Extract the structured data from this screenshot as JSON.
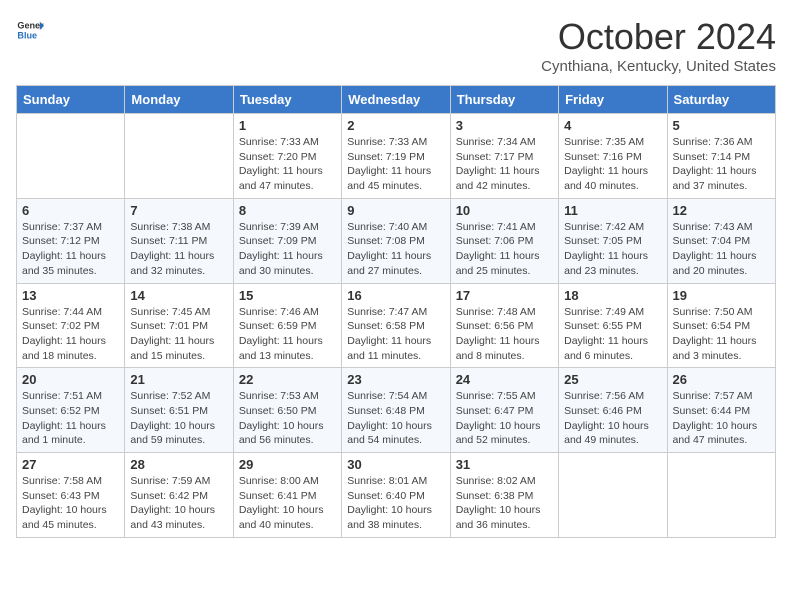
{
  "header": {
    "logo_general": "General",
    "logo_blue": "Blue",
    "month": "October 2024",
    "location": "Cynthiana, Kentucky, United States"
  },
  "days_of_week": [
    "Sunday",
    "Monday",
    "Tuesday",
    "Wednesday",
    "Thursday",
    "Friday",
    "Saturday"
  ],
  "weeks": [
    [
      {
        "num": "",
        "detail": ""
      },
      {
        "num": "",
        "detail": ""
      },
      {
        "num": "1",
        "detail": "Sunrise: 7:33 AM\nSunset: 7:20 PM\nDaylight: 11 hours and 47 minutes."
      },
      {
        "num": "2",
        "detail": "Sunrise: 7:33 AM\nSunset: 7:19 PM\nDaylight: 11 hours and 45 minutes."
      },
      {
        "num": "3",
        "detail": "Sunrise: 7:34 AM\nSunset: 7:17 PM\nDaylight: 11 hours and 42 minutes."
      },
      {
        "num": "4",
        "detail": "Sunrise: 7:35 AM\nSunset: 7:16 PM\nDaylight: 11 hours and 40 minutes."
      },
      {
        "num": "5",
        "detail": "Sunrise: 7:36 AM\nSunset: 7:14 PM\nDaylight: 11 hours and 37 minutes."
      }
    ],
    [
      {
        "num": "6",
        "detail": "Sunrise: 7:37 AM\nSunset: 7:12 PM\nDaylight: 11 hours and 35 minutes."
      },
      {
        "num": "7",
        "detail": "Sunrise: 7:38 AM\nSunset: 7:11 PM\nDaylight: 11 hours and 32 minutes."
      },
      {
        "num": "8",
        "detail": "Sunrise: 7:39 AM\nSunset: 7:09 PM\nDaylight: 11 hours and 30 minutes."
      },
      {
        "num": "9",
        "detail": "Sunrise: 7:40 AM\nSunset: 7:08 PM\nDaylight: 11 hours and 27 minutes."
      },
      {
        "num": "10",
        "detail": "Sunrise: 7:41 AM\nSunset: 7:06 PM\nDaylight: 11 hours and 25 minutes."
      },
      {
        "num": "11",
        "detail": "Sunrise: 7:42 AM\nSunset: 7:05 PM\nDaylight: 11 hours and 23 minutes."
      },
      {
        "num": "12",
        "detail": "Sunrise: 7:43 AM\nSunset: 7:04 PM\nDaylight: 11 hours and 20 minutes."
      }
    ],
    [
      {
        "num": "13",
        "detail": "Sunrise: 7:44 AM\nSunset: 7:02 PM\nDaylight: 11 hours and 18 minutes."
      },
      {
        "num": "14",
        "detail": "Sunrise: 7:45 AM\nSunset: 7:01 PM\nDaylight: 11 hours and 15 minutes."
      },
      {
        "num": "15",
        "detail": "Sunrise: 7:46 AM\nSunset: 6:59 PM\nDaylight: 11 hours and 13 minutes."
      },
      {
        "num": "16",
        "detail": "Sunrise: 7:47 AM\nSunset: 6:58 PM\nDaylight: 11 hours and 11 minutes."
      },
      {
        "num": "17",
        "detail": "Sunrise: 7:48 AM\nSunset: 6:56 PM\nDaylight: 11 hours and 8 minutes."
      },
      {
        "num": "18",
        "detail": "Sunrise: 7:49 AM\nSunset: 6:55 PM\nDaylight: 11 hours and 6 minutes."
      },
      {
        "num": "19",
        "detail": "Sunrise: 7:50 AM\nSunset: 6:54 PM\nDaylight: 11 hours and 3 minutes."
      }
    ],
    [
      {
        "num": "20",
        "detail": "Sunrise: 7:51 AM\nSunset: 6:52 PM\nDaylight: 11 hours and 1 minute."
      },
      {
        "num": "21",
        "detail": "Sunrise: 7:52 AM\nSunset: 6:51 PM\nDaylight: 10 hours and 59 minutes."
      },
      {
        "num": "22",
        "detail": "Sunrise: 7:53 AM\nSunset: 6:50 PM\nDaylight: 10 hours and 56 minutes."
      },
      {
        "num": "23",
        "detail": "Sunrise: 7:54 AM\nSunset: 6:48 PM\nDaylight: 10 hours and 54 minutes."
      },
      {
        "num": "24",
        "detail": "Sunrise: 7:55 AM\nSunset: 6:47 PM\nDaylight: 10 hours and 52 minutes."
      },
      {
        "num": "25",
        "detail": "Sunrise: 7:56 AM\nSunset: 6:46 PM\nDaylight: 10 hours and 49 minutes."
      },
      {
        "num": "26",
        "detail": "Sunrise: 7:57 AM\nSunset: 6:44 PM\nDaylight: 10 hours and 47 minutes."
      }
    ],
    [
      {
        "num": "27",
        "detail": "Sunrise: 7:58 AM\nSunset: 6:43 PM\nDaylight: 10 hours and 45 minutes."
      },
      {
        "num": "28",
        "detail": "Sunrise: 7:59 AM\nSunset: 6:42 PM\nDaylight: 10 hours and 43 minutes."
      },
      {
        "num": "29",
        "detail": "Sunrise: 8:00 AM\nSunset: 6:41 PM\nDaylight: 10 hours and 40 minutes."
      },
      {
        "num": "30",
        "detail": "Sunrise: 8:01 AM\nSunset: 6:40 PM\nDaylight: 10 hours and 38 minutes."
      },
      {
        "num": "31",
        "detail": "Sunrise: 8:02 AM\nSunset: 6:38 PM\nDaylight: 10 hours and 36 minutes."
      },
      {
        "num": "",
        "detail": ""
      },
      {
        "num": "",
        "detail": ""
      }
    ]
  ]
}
...
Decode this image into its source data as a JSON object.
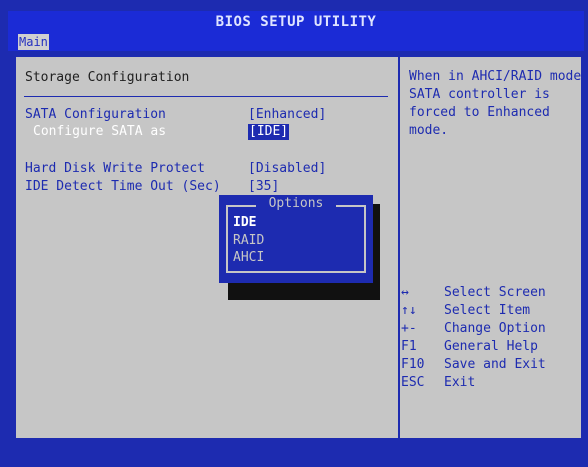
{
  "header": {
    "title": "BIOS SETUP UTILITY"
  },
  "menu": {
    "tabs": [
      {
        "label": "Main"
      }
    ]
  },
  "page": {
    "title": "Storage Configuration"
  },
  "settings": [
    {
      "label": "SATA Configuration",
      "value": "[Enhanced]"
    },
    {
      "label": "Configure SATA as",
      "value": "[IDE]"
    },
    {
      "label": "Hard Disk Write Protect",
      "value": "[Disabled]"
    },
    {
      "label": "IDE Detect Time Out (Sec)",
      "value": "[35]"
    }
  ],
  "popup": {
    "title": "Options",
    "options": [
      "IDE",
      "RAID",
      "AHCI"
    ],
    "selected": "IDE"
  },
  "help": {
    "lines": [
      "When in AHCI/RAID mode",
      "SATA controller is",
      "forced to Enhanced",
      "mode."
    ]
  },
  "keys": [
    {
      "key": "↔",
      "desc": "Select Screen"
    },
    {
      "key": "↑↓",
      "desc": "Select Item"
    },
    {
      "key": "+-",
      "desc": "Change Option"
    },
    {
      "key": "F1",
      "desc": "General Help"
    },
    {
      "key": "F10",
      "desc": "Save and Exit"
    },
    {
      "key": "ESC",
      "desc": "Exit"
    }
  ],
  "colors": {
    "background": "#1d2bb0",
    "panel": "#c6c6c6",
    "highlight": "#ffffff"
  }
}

» What is needed: From the listing above, copy every line that includes the word "title".

» Exercise result:
    "title": "BIOS SETUP UTILITY"
    "title": "Storage Configuration"
    "title": "Options",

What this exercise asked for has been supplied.